GIVEN REQUEST: Transcribe every record that appears below, exactly and in full.

Data items:
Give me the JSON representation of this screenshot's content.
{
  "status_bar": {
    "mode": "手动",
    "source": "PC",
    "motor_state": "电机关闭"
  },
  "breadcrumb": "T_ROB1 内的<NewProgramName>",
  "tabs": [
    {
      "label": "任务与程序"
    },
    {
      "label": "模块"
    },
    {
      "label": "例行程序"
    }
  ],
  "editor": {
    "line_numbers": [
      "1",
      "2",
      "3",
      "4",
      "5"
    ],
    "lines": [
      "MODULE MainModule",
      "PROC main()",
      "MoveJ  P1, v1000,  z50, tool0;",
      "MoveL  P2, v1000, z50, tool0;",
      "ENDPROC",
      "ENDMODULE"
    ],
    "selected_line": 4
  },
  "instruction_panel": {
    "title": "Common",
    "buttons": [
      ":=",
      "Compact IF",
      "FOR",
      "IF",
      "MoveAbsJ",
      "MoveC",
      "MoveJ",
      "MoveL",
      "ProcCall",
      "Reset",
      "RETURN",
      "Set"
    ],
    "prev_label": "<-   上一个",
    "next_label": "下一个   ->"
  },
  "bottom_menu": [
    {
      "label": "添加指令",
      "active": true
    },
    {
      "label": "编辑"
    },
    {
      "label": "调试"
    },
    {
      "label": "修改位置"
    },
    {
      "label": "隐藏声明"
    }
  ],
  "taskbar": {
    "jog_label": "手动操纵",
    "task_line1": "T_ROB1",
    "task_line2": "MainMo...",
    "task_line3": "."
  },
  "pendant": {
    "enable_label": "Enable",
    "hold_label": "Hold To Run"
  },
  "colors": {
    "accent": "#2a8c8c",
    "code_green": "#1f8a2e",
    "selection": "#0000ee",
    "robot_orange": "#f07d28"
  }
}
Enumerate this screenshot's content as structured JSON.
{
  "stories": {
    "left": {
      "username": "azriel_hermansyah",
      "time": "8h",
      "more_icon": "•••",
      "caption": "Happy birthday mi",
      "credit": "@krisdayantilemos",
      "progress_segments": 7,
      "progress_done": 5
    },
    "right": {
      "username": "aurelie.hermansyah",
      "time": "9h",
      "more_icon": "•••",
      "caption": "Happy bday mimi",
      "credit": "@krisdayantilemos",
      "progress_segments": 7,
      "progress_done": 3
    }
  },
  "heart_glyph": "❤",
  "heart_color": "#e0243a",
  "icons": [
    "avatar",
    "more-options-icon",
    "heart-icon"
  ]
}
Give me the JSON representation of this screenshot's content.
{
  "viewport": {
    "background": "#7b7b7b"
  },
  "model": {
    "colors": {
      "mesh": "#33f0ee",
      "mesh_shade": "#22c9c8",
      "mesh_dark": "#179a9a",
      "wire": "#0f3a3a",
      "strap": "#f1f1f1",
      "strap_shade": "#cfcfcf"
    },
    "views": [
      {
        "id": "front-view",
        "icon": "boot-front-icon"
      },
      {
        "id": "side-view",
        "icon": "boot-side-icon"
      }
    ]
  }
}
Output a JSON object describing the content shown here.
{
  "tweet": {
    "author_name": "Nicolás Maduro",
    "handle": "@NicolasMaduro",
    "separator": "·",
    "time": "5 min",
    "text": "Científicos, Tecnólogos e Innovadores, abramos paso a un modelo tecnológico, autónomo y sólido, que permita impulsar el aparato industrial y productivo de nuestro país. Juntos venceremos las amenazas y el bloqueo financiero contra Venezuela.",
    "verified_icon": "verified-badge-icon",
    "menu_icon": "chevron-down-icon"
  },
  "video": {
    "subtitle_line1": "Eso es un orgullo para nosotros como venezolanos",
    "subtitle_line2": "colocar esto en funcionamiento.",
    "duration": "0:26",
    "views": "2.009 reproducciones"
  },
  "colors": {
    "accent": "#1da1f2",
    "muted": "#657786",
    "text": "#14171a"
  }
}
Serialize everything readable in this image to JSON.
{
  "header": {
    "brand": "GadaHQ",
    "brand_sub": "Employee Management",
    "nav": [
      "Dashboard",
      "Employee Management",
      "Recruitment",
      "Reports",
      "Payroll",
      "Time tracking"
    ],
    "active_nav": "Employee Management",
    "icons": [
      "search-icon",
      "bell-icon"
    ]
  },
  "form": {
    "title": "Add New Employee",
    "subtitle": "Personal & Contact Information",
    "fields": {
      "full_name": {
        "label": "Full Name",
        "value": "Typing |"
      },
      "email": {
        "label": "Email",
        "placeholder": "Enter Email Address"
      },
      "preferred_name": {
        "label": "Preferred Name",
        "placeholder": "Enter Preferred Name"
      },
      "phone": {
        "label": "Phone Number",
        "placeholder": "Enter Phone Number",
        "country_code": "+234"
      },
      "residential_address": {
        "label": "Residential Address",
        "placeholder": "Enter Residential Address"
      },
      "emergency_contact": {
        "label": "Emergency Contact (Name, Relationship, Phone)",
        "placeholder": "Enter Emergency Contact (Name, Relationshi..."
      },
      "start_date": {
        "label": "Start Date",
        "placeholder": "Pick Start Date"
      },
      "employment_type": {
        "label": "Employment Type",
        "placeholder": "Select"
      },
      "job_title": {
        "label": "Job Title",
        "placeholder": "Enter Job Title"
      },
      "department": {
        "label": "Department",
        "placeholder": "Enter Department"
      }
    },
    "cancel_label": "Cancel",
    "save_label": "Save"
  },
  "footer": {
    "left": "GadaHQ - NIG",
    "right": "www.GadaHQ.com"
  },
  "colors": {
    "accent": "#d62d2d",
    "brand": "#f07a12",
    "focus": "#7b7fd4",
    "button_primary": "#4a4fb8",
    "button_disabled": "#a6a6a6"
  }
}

THE ANSWER:
Give me the JSON representation of this screenshot's content.
{
  "status_bar": {
    "mode": "手动",
    "source": "PC",
    "motor_state": "电机关闭"
  },
  "breadcrumb": "T_ROB1 内的<NewProgramName>",
  "tabs": [
    {
      "label": "任务与程序"
    },
    {
      "label": "模块"
    },
    {
      "label": "例行程序"
    }
  ],
  "editor": {
    "line_numbers": [
      "1",
      "2",
      "3",
      "4",
      "5"
    ],
    "lines": [
      "MODULE MainModule",
      "PROC main()",
      "MoveJ  P1, v1000,  z50, tool0;",
      "MoveL  P2, v1000, z50, tool0;",
      "ENDPROC",
      "ENDMODULE"
    ],
    "selected_line": 4
  },
  "instruction_panel": {
    "title": "Common",
    "buttons": [
      ":=",
      "Compact IF",
      "FOR",
      "IF",
      "MoveAbsJ",
      "MoveC",
      "MoveJ",
      "MoveL",
      "ProcCall",
      "Reset",
      "RETURN",
      "Set"
    ],
    "prev_label": "<-   上一个",
    "next_label": "下一个   ->"
  },
  "bottom_menu": [
    {
      "label": "添加指令",
      "active": true
    },
    {
      "label": "编辑"
    },
    {
      "label": "调试"
    },
    {
      "label": "修改位置"
    },
    {
      "label": "隐藏声明"
    }
  ],
  "taskbar": {
    "jog_label": "手动操纵",
    "task_line1": "T_ROB1",
    "task_line2": "MainMo...",
    "task_line3": "."
  },
  "pendant": {
    "enable_label": "Enable",
    "hold_label": "Hold To Run"
  },
  "colors": {
    "accent": "#2a8c8c",
    "code_green": "#1f8a2e",
    "selection": "#0000ee",
    "robot_orange": "#f07d28"
  }
}
Enumerate this screenshot's content as structured JSON.
{
  "stories": {
    "left": {
      "username": "azriel_hermansyah",
      "time": "8h",
      "more_icon": "•••",
      "caption": "Happy birthday mi",
      "credit": "@krisdayantilemos",
      "progress_segments": 7,
      "progress_done": 5
    },
    "right": {
      "username": "aurelie.hermansyah",
      "time": "9h",
      "more_icon": "•••",
      "caption": "Happy bday mimi",
      "credit": "@krisdayantilemos",
      "progress_segments": 7,
      "progress_done": 3
    }
  },
  "heart_glyph": "❤",
  "heart_color": "#e0243a",
  "icons": [
    "avatar",
    "more-options-icon",
    "heart-icon"
  ]
}
Give me the JSON representation of this screenshot's content.
{
  "viewport": {
    "background": "#7b7b7b"
  },
  "model": {
    "colors": {
      "mesh": "#33f0ee",
      "mesh_shade": "#22c9c8",
      "mesh_dark": "#179a9a",
      "wire": "#0f3a3a",
      "strap": "#f1f1f1",
      "strap_shade": "#cfcfcf"
    },
    "views": [
      {
        "id": "front-view",
        "icon": "boot-front-icon"
      },
      {
        "id": "side-view",
        "icon": "boot-side-icon"
      }
    ]
  }
}
Output a JSON object describing the content shown here.
{
  "tweet": {
    "author_name": "Nicolás Maduro",
    "handle": "@NicolasMaduro",
    "separator": "·",
    "time": "5 min",
    "text": "Científicos, Tecnólogos e Innovadores, abramos paso a un modelo tecnológico, autónomo y sólido, que permita impulsar el aparato industrial y productivo de nuestro país. Juntos venceremos las amenazas y el bloqueo financiero contra Venezuela.",
    "verified_icon": "verified-badge-icon",
    "menu_icon": "chevron-down-icon"
  },
  "video": {
    "subtitle_line1": "Eso es un orgullo para nosotros como venezolanos",
    "subtitle_line2": "colocar esto en funcionamiento.",
    "duration": "0:26",
    "views": "2.009 reproducciones"
  },
  "colors": {
    "accent": "#1da1f2",
    "muted": "#657786",
    "text": "#14171a"
  }
}
Serialize everything readable in this image to JSON.
{
  "header": {
    "brand": "GadaHQ",
    "brand_sub": "Employee Management",
    "nav": [
      "Dashboard",
      "Employee Management",
      "Recruitment",
      "Reports",
      "Payroll",
      "Time tracking"
    ],
    "active_nav": "Employee Management",
    "icons": [
      "search-icon",
      "bell-icon"
    ]
  },
  "form": {
    "title": "Add New Employee",
    "subtitle": "Personal & Contact Information",
    "fields": {
      "full_name": {
        "label": "Full Name",
        "value": "Typing |"
      },
      "email": {
        "label": "Email",
        "placeholder": "Enter Email Address"
      },
      "preferred_name": {
        "label": "Preferred Name",
        "placeholder": "Enter Preferred Name"
      },
      "phone": {
        "label": "Phone Number",
        "placeholder": "Enter Phone Number",
        "country_code": "+234"
      },
      "residential_address": {
        "label": "Residential Address",
        "placeholder": "Enter Residential Address"
      },
      "emergency_contact": {
        "label": "Emergency Contact (Name, Relationship, Phone)",
        "placeholder": "Enter Emergency Contact (Name, Relationshi..."
      },
      "start_date": {
        "label": "Start Date",
        "placeholder": "Pick Start Date"
      },
      "employment_type": {
        "label": "Employment Type",
        "placeholder": "Select"
      },
      "job_title": {
        "label": "Job Title",
        "placeholder": "Enter Job Title"
      },
      "department": {
        "label": "Department",
        "placeholder": "Enter Department"
      }
    },
    "cancel_label": "Cancel",
    "save_label": "Save"
  },
  "footer": {
    "left": "GadaHQ - NIG",
    "right": "www.GadaHQ.com"
  },
  "colors": {
    "accent": "#d62d2d",
    "brand": "#f07a12",
    "focus": "#7b7fd4",
    "button_primary": "#4a4fb8",
    "button_disabled": "#a6a6a6"
  }
}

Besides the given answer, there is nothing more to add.